*** Listing
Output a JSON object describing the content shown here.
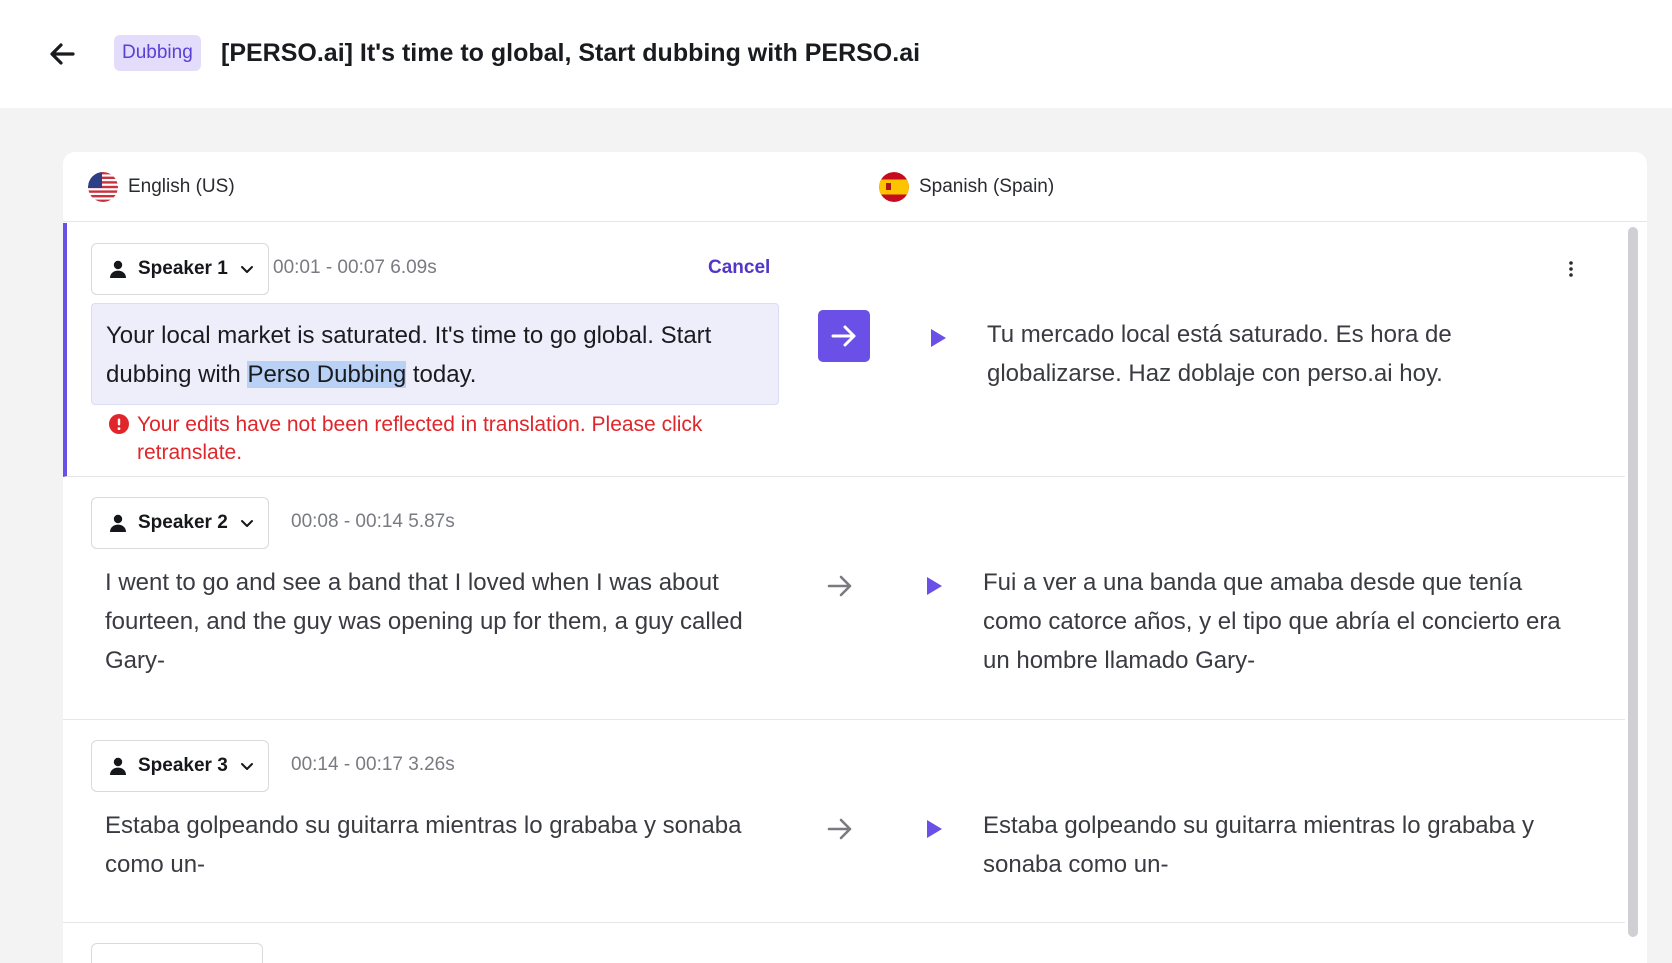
{
  "header": {
    "badge": "Dubbing",
    "title": "[PERSO.ai] It's time to global, Start dubbing with PERSO.ai"
  },
  "languages": {
    "source": "English (US)",
    "target": "Spanish (Spain)"
  },
  "segments": [
    {
      "speaker": "Speaker 1",
      "timing": "00:01 - 00:07 6.09s",
      "cancel_label": "Cancel",
      "source_before": "Your local market is saturated. It's time to go global. Start dubbing with ",
      "source_highlight": "Perso Dubbing",
      "source_after": " today.",
      "error": "Your edits have not been reflected in translation. Please click retranslate.",
      "target": "Tu mercado local está saturado. Es hora de globalizarse. Haz doblaje con perso.ai hoy."
    },
    {
      "speaker": "Speaker 2",
      "timing": "00:08 - 00:14 5.87s",
      "source": "I went to go and see a band that I loved when I was about fourteen, and the guy was opening up for them, a guy called Gary-",
      "target": "Fui a ver a una banda que amaba desde que tenía como catorce años, y el tipo que abría el concierto era un hombre llamado Gary-"
    },
    {
      "speaker": "Speaker 3",
      "timing": "00:14 - 00:17 3.26s",
      "source": "Estaba golpeando su guitarra mientras lo grababa y sonaba como un-",
      "target": "Estaba golpeando su guitarra mientras lo grababa y sonaba como un-"
    }
  ],
  "colors": {
    "accent": "#6a50e6",
    "error": "#e0262b",
    "badge_bg": "#e3dcfb"
  }
}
******
## Work to complete
Repeat the entries exactly and keep the pictures out of the copy.

## Solution to this problem
Output a JSON object describing the content shown here.
{
  "header": {
    "badge": "Dubbing",
    "title": "[PERSO.ai] It's time to global, Start dubbing with PERSO.ai"
  },
  "languages": {
    "source": "English (US)",
    "target": "Spanish (Spain)"
  },
  "segments": [
    {
      "speaker": "Speaker 1",
      "timing": "00:01 - 00:07 6.09s",
      "cancel_label": "Cancel",
      "source_before": "Your local market is saturated. It's time to go global. Start dubbing with ",
      "source_highlight": "Perso Dubbing",
      "source_after": " today.",
      "error": "Your edits have not been reflected in translation. Please click retranslate.",
      "target": "Tu mercado local está saturado. Es hora de globalizarse. Haz doblaje con perso.ai hoy."
    },
    {
      "speaker": "Speaker 2",
      "timing": "00:08 - 00:14 5.87s",
      "source": "I went to go and see a band that I loved when I was about fourteen, and the guy was opening up for them, a guy called Gary-",
      "target": "Fui a ver a una banda que amaba desde que tenía como catorce años, y el tipo que abría el concierto era un hombre llamado Gary-"
    },
    {
      "speaker": "Speaker 3",
      "timing": "00:14 - 00:17 3.26s",
      "source": "Estaba golpeando su guitarra mientras lo grababa y sonaba como un-",
      "target": "Estaba golpeando su guitarra mientras lo grababa y sonaba como un-"
    }
  ],
  "colors": {
    "accent": "#6a50e6",
    "error": "#e0262b",
    "badge_bg": "#e3dcfb"
  }
}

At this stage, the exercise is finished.